▶ **Required actions**:
1. Answer from the introduction to orgasm control and chastity play:
(a) Besides the person themselves, who can impose orgasm denial?
(b) What name does the text give in parentheses for a more submissive headspace?
(c) What two examples of chastity devices does the text list?
2. Repeat the introduction to orgasm control and chastity play word for word, beginning at the words that contain "If you’re into" and stopping after "sure is to ask.".
3. Go on with the introduction to orgasm control and chastity play from its last sentence.

▶ **Provided passage**:

Introduction to Orgasm Control and Chastity Play

Intro to Impact Play

Orgasm control and chastity play are paradoxical kinks. In essence, people who are into these (surprisingly common) fetishes get off on the idea or practice of not getting off. If that sounds strange or confusing—or hot—to you, read on to learn more.

Before we dive into the why and the how, let’s define some basic terms.

Orgasm Control, Orgasm Denial, Chastity, and Edging

These three concepts are closely linked, but not synonymous. In a nutshell, here’s what we mean by each of them:

  • Orgasm control is an umbrella term that can encompass many different forms of orgasm-based play including denial, edging, cum-on-command training, and chastity.
  • Orgasm denial refers to refraining from orgasm for a period of time. Denial can be self-inflicted or imposed by a dominant partner in a power exchange relationship.
  • Chastity involves playing with chastity devices (such as cock cages or belts) that physically prevent genital contact or stimulation. You can get chastity devices for all kinds of bodies, but those for people with penises are generally smaller and more practical. Chastity belts for people with vulvas are often large and bulky… and can make it hard to use the bathroom or take a shower!
  • Edging is when you get as close as possible to orgasm but stop before you go over the edge and climax.

If you’re into (or curious about) orgasm control, you may or may not engage with all these different aspects of it. You can experiment with orgasm control on your own or with a partner. It can be something you do on an ongoing basis, or something you only do for the length of a scene. The choice is yours and there’s no right or wrong.

Why?

As with any fetish, people are into orgasm control for a wide variety of different reasons and the only way to know for sure is to ask.

Orgasm control and chastity are often deeply psychological kinks. That is, people do them for mental reasons at least as much as for physical ones. Many submissives find that giving their dominant partner control over their release puts them into a more submissive headspace (subspace) which can be its own reward. After all, if someone else is in control of when - or if - you can get off, your motivation to please that person will be very high!

[Page element annotations]
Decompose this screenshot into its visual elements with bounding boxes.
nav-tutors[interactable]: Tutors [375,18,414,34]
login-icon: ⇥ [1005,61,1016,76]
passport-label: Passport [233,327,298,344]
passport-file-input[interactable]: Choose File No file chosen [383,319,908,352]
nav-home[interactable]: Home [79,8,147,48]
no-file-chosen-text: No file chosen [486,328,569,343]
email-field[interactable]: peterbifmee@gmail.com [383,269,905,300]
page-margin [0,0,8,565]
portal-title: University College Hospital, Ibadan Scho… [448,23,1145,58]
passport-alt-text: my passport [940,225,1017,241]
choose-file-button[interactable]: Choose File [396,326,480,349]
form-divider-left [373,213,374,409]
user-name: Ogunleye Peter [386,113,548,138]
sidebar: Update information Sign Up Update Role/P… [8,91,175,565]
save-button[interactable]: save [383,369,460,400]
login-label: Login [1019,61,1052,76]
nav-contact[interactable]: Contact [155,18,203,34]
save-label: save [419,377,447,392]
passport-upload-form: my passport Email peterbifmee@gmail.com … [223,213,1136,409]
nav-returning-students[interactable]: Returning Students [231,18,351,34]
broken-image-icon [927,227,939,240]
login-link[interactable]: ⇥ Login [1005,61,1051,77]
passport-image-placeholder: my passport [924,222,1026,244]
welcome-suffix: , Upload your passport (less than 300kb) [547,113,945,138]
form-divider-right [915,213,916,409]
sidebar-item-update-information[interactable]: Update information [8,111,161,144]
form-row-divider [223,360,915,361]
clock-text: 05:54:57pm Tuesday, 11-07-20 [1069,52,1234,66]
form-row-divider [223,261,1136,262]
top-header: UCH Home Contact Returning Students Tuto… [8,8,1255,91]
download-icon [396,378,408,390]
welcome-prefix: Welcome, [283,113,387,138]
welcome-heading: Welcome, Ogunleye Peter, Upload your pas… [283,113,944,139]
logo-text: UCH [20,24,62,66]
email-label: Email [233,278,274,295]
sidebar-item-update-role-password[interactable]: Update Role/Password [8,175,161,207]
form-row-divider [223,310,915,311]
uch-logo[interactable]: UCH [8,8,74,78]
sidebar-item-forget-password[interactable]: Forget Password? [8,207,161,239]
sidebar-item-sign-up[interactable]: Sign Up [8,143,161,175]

▶ **Results for the exercise**:
1.
(a) A dominant partner in a power exchange relationship.
(b) Subspace.
(c) Cock cages and belts.

2.
If you’re into (or curious about) orgasm control, you may or may not engage with all these different aspects of it. You can experiment with orgasm control on your own or with a partner. It can be something you do on an ongoing basis, or something you only do for the length of a scene. The choice is yours and there’s no right or wrong.

Why?

As with any fetish, people are into orgasm control for a wide variety of different reasons and the only way to know for sure is to ask.

3.
For Dominants, they often relish the feeling of power and control that chastity and orgasm control can give them. “If someone gives me the key to their sexual release, I see that as the ultimate act of trust and devotion,” as one Dominant described it.

Of course, orgasm control and chastity also have physical effects. Many people say that the longer they are denied or the more they are edged, the hornier they get. This feeling of ongoing and heightened sexual arousal can be huge fun. And, of course, the orgasm is so much more intense when they finally get it!

Orgasm control and chastity can also be tied to masochism. Some people find that after a while, the prolonged arousal can start to become painful. In the case of people with penises, the physical restriction of a chastity cage can make simply getting erect painful.

Again, people are into these kinks for all kinds of reasons. Perhaps the more interesting question is: why are you into chastity or orgasm control?

How to Get Started

So you’re curious about orgasm control or chastity play and you want to get started. Take a deep breath, pause, and slow down. It’s always a good idea to move slowly when you try a new kink, and playing with orgasm control can be surprisingly intense.

Why not start your explorations on your own? Next time you’re masturbating, try delaying your orgasm or edging yourself, and see how it feels. You can even get a chastity device and try wearing it by yourself to see how you like it. Watching denial-themed porn or reading erotic fiction can also help you learn more about what works for you and why.

If you have a partner and you want to explore this kink with them, you’ll need to talk to them. If you’re already practicing kink or D/s together, introduce orgasm control the same way you’d introduce any new kink. If not, try explaining to your partner what intrigues you about it and why - being as specific as possible - then asking if they’d be interested in exploring with you. You can get ideas and share fantasies by watching porn or reading erotica together.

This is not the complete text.